- [PROBLEM]: Turn the data lines into a numbered list with blank lines omitted, starting with the line containing "photo-thumb[interactable]: iPhone 储存空间" and going on through the line containing "folder-icon: 📁: [20, 379, 36, 393]". Include only those lines.

- [Box coordinate listings]:
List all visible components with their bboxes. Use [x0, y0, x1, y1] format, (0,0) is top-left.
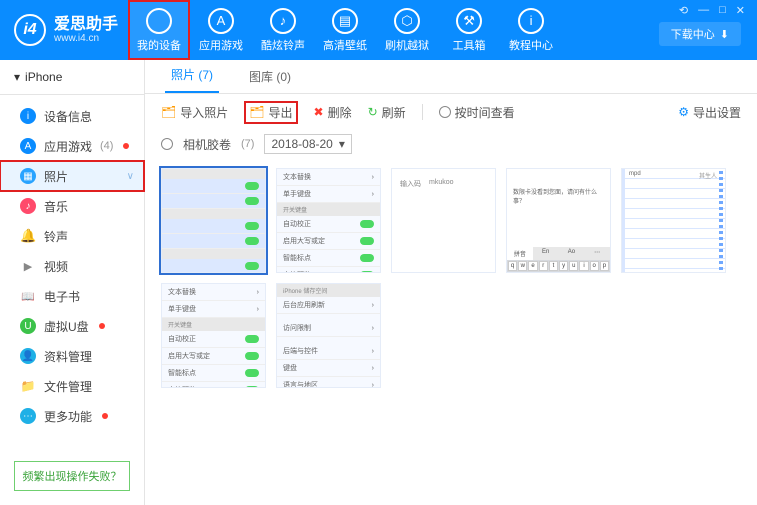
photo-thumb[interactable]: iPhone 储存空间 后台应用刷新› 访问限制› 后端与控件› 键盘› 语言与…: [276, 283, 381, 388]
photo-icon: ▦: [20, 168, 36, 184]
chevron-down-icon: ▾: [14, 70, 20, 84]
view-by-time-radio[interactable]: 按时间查看: [439, 104, 515, 121]
bell-icon: 🔔: [20, 228, 36, 244]
folder-icon: 📁: [20, 379, 36, 393]
download-icon: ⬇: [720, 28, 729, 41]
photo-thumb[interactable]: [161, 168, 266, 273]
divider: [422, 104, 423, 120]
sidebar-item-apps[interactable]: A 应用游戏 (4): [0, 131, 144, 161]
info-icon: i: [20, 108, 36, 124]
app-url: www.i4.cn: [54, 33, 118, 44]
sidebar-item-photos[interactable]: ▦ 照片 ∨: [0, 161, 144, 191]
nav-apps-games[interactable]: A 应用游戏: [190, 0, 252, 60]
sidebar-item-usb[interactable]: U 虚拟U盘: [0, 311, 144, 341]
tab-photos[interactable]: 照片 (7): [165, 58, 219, 93]
music-icon: ♪: [20, 198, 36, 214]
photo-thumb[interactable]: 文本替换› 单手键盘› 开关键盘 自动校正 启用大写或定 智能标点 字符预览: [161, 283, 266, 388]
badge-dot: [99, 323, 105, 329]
refresh-button[interactable]: ↻ 刷新: [368, 104, 406, 121]
export-settings-button[interactable]: ⚙ 导出设置: [678, 104, 741, 121]
wallpaper-icon: ▤: [332, 8, 358, 34]
export-button[interactable]: 🗂 导出: [244, 101, 297, 124]
app-icon: A: [20, 138, 36, 154]
app-icon: A: [208, 8, 234, 34]
nav-my-device[interactable]: 我的设备: [128, 0, 190, 60]
nav-toolbox[interactable]: ⚒ 工具箱: [438, 0, 500, 60]
photo-thumb[interactable]: mpd 其生人: [621, 168, 726, 273]
app-name: 爱思助手: [54, 16, 118, 34]
info-icon: i: [518, 8, 544, 34]
usb-icon: U: [20, 318, 36, 334]
app-logo: i4 爱思助手 www.i4.cn: [0, 14, 128, 46]
download-center-button[interactable]: 下载中心 ⬇: [659, 22, 741, 46]
sidebar-item-device-info[interactable]: i 设备信息: [0, 101, 144, 131]
book-icon: 📖: [20, 290, 36, 303]
maximize-button[interactable]: □: [719, 4, 726, 17]
sidebar-item-data[interactable]: 👤 资料管理: [0, 341, 144, 371]
radio-icon[interactable]: [161, 138, 173, 150]
logo-icon: i4: [14, 14, 46, 46]
box-icon: ⬡: [394, 8, 420, 34]
photo-thumb[interactable]: 输入码 mkukoo: [391, 168, 496, 273]
folder-in-icon: 🗂: [161, 105, 176, 119]
import-button[interactable]: 🗂 导入照片: [161, 104, 228, 121]
filter-row: 相机胶卷 (7) 2018-08-20 ▾: [145, 130, 757, 158]
sidebar-item-files[interactable]: 📁 文件管理: [0, 371, 144, 401]
nav-tutorials[interactable]: i 教程中心: [500, 0, 562, 60]
window-controls: ⟲ — □ ✕: [679, 4, 745, 17]
minimize-button[interactable]: —: [698, 4, 709, 17]
sidebar-item-ebooks[interactable]: 📖 电子书: [0, 281, 144, 311]
top-nav: 我的设备 A 应用游戏 ♪ 酷炫铃声 ▤ 高清壁纸 ⬡ 刷机越狱 ⚒ 工具箱 i…: [128, 0, 562, 60]
sidebar-item-ringtones[interactable]: 🔔 铃声: [0, 221, 144, 251]
video-icon: ▶: [20, 260, 36, 273]
close-button[interactable]: ✕: [736, 4, 745, 17]
delete-icon: ✖: [314, 105, 324, 119]
folder-out-icon: 🗂: [249, 105, 264, 119]
app-header: i4 爱思助手 www.i4.cn 我的设备 A 应用游戏 ♪ 酷炫铃声 ▤ 高…: [0, 0, 757, 60]
device-name: iPhone: [25, 70, 62, 84]
sidebar-item-videos[interactable]: ▶ 视频: [0, 251, 144, 281]
photo-thumb[interactable]: 数限卡没看到您面，请问有什么事？ 拼音 En Ao ⋯ qw er ty ui …: [506, 168, 611, 273]
more-icon: ⋯: [20, 408, 36, 424]
photo-grid: 文本替换› 单手键盘› 开关键盘 自动校正 启用大写或定 智能标点 字符预览 输…: [145, 158, 757, 505]
content-tabs: 照片 (7) 图库 (0): [145, 60, 757, 94]
chevron-down-icon: ∨: [127, 171, 134, 182]
badge-dot: [123, 143, 129, 149]
device-selector[interactable]: ▾ iPhone: [0, 60, 144, 95]
album-count: (7): [241, 138, 254, 150]
refresh-icon: ↻: [368, 105, 378, 119]
toolbar: 🗂 导入照片 🗂 导出 ✖ 删除 ↻ 刷新 按时间查看 ⚙ 导出: [145, 94, 757, 130]
radio-icon: [439, 106, 451, 118]
tab-library[interactable]: 图库 (0): [243, 60, 297, 93]
badge-dot: [102, 413, 108, 419]
gear-icon: ⚙: [678, 105, 689, 119]
nav-flash-jailbreak[interactable]: ⬡ 刷机越狱: [376, 0, 438, 60]
delete-button[interactable]: ✖ 删除: [314, 104, 352, 121]
main-panel: 照片 (7) 图库 (0) 🗂 导入照片 🗂 导出 ✖ 删除 ↻: [145, 60, 757, 505]
chevron-down-icon: ▾: [339, 137, 345, 151]
sidebar: ▾ iPhone i 设备信息 A 应用游戏 (4) ▦ 照片 ∨ ♪ 音乐: [0, 60, 145, 505]
apple-icon: [146, 8, 172, 34]
feedback-button[interactable]: ⟲: [679, 4, 688, 17]
nav-wallpapers[interactable]: ▤ 高清壁纸: [314, 0, 376, 60]
sidebar-item-music[interactable]: ♪ 音乐: [0, 191, 144, 221]
photo-thumb[interactable]: 文本替换› 单手键盘› 开关键盘 自动校正 启用大写或定 智能标点 字符预览: [276, 168, 381, 273]
music-note-icon: ♪: [270, 8, 296, 34]
nav-ringtones[interactable]: ♪ 酷炫铃声: [252, 0, 314, 60]
hammer-icon: ⚒: [456, 8, 482, 34]
album-name: 相机胶卷: [183, 136, 231, 153]
user-icon: 👤: [20, 348, 36, 364]
help-link[interactable]: 频繁出现操作失败？: [14, 461, 130, 491]
date-dropdown[interactable]: 2018-08-20 ▾: [264, 134, 351, 154]
sidebar-item-more[interactable]: ⋯ 更多功能: [0, 401, 144, 431]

- [REPLY]:
1. photo-thumb[interactable]: iPhone 储存空间 后台应用刷新› 访问限制› 后端与控件› 键盘› 语言与…: [276, 283, 381, 388]
2. photo-icon: ▦: [20, 168, 36, 184]
3. chevron-down-icon: ▾: [14, 70, 20, 84]
4. view-by-time-radio[interactable]: 按时间查看: [439, 104, 515, 121]
5. bell-icon: 🔔: [20, 228, 36, 244]
6. folder-icon: 📁: [20, 379, 36, 393]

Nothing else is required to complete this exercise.